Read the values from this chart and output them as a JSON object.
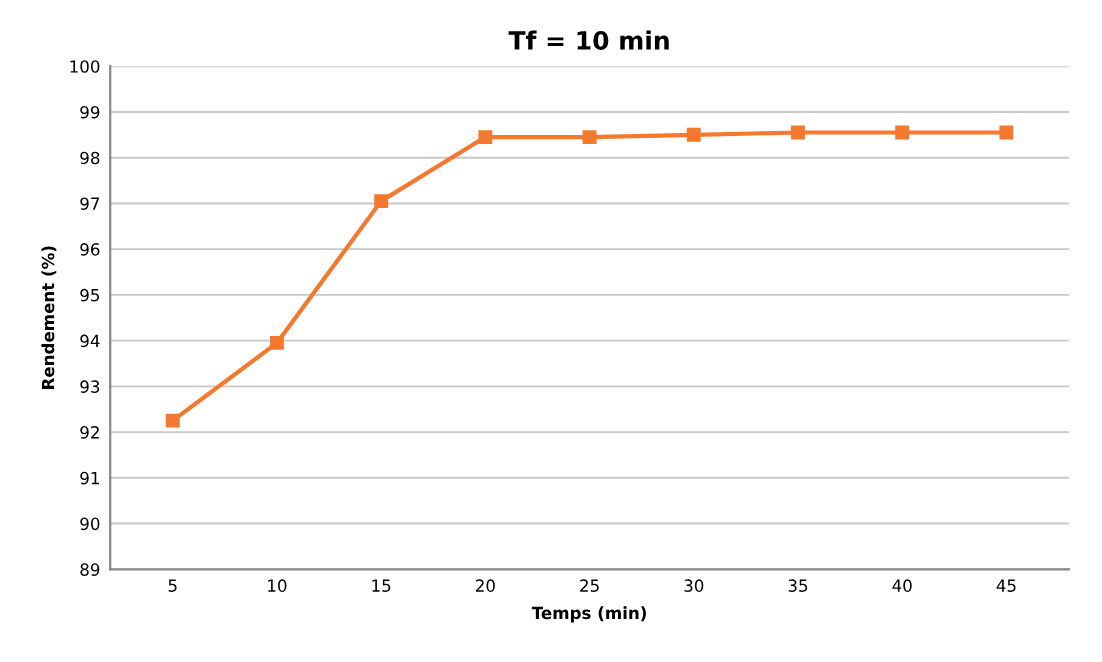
{
  "chart_data": {
    "type": "line",
    "title": "Tf = 10 min",
    "xlabel": "Temps (min)",
    "ylabel": "Rendement (%)",
    "categories": [
      "5",
      "10",
      "15",
      "20",
      "25",
      "30",
      "35",
      "40",
      "45"
    ],
    "series": [
      {
        "color": "#f4782e",
        "values": [
          92.25,
          93.95,
          97.05,
          98.45,
          98.45,
          98.5,
          98.55,
          98.55,
          98.55
        ]
      }
    ],
    "ylim": [
      89,
      100
    ],
    "yticks": [
      89,
      90,
      91,
      92,
      93,
      94,
      95,
      96,
      97,
      98,
      99,
      100
    ],
    "grid": "y",
    "marker": "square",
    "line_style": "solid"
  }
}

* **STATED TASK**: Omit every image. Quote each record exactly.

* **EXERCISE RESPONSE**:
Read the values from this chart and output them as a JSON object.
{
  "chart_data": {
    "type": "line",
    "title": "Tf = 10 min",
    "xlabel": "Temps (min)",
    "ylabel": "Rendement (%)",
    "categories": [
      "5",
      "10",
      "15",
      "20",
      "25",
      "30",
      "35",
      "40",
      "45"
    ],
    "series": [
      {
        "color": "#f4782e",
        "values": [
          92.25,
          93.95,
          97.05,
          98.45,
          98.45,
          98.5,
          98.55,
          98.55,
          98.55
        ]
      }
    ],
    "ylim": [
      89,
      100
    ],
    "yticks": [
      89,
      90,
      91,
      92,
      93,
      94,
      95,
      96,
      97,
      98,
      99,
      100
    ],
    "grid": "y",
    "marker": "square",
    "line_style": "solid"
  }
}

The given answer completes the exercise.